## STATED PROBLEM
Identify and pull out each line of the entries in which "this" occurs.

--- Start EXTRACTED DATA ---

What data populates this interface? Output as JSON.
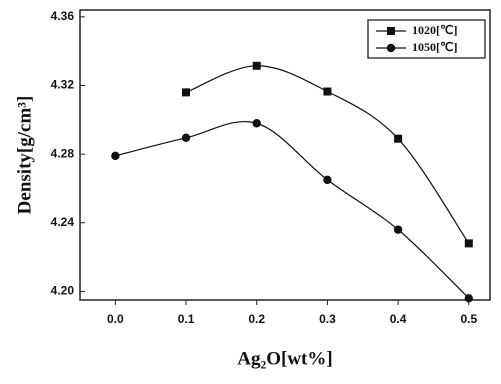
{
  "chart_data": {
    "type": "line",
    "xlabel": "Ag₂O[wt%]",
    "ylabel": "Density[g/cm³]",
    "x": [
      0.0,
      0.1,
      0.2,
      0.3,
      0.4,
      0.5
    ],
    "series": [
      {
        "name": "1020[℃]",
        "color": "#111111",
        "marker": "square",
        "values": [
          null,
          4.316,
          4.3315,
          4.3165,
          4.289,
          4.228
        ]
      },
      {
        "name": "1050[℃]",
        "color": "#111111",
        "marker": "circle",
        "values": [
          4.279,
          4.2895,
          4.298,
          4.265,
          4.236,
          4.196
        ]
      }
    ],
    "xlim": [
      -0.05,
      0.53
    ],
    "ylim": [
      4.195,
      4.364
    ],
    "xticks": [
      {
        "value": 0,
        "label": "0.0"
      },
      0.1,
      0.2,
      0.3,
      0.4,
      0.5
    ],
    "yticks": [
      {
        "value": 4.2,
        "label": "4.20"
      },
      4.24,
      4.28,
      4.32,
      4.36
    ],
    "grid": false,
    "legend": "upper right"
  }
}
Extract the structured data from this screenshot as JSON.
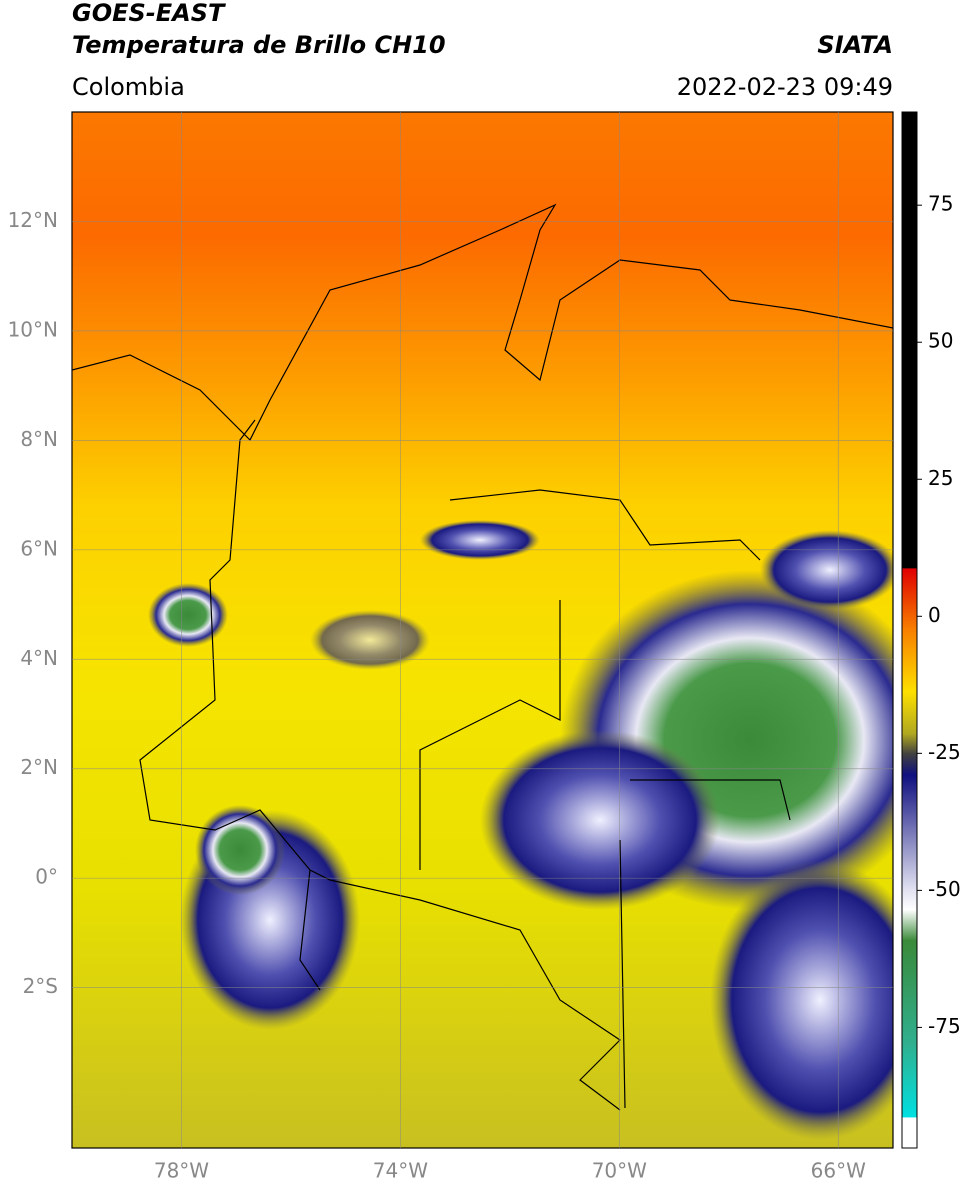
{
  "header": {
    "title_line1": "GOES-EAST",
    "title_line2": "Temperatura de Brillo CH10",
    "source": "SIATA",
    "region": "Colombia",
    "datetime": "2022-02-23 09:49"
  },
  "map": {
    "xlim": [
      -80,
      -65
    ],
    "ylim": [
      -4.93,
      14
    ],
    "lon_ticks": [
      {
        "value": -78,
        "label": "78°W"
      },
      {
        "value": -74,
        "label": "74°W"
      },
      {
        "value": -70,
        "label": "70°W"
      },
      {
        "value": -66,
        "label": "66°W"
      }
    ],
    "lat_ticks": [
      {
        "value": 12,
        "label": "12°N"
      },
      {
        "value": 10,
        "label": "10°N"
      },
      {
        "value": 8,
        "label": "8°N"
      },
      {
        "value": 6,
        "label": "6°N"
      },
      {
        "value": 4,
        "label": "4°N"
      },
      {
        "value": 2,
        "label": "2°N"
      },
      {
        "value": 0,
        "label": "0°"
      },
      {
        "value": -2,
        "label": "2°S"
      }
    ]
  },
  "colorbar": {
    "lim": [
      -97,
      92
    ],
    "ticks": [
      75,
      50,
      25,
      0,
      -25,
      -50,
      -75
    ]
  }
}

--- End EXTRACTED DATA ---

## THE RESULT
What data populates this interface? Output as JSON.
Extract the structured data from this screenshot as JSON.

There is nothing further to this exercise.